Short exercise
Work through the data below and give the number of lines holding "Изменение", nothing more.
━━━━━ Information provided
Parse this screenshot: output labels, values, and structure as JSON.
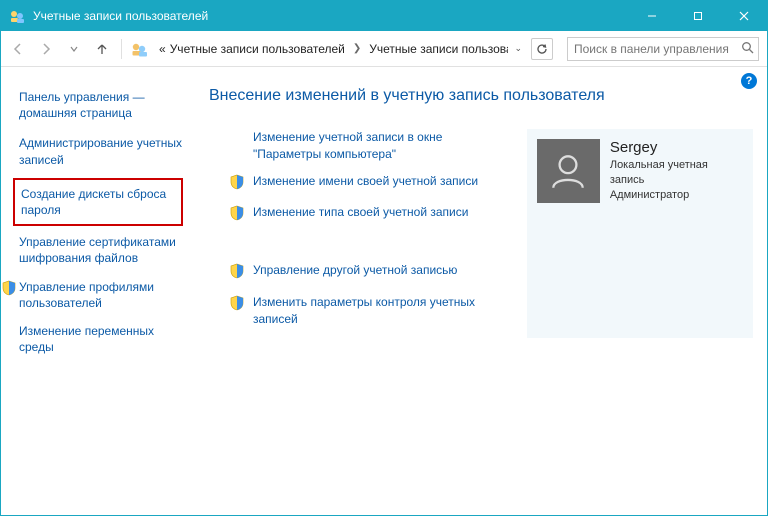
{
  "window": {
    "title": "Учетные записи пользователей"
  },
  "breadcrumb": {
    "lead": "«",
    "part1": "Учетные записи пользователей",
    "part2": "Учетные записи пользователей"
  },
  "search": {
    "placeholder": "Поиск в панели управления"
  },
  "sidebar": {
    "home": "Панель управления — домашняя страница",
    "items": [
      {
        "label": "Администрирование учетных записей",
        "shield": false,
        "hl": false
      },
      {
        "label": "Создание дискеты сброса пароля",
        "shield": false,
        "hl": true
      },
      {
        "label": "Управление сертификатами шифрования файлов",
        "shield": false,
        "hl": false
      },
      {
        "label": "Управление профилями пользователей",
        "shield": true,
        "hl": false
      },
      {
        "label": "Изменение переменных среды",
        "shield": false,
        "hl": false
      }
    ]
  },
  "main": {
    "heading": "Внесение изменений в учетную запись пользователя",
    "tasks_a": [
      {
        "label": "Изменение учетной записи в окне \"Параметры компьютера\"",
        "shield": false
      },
      {
        "label": "Изменение имени своей учетной записи",
        "shield": true
      },
      {
        "label": "Изменение типа своей учетной записи",
        "shield": true
      }
    ],
    "tasks_b": [
      {
        "label": "Управление другой учетной записью",
        "shield": true
      },
      {
        "label": "Изменить параметры контроля учетных записей",
        "shield": true
      }
    ]
  },
  "user": {
    "name": "Sergey",
    "line1": "Локальная учетная запись",
    "line2": "Администратор"
  }
}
━━━━━━━━━━
Task answer
4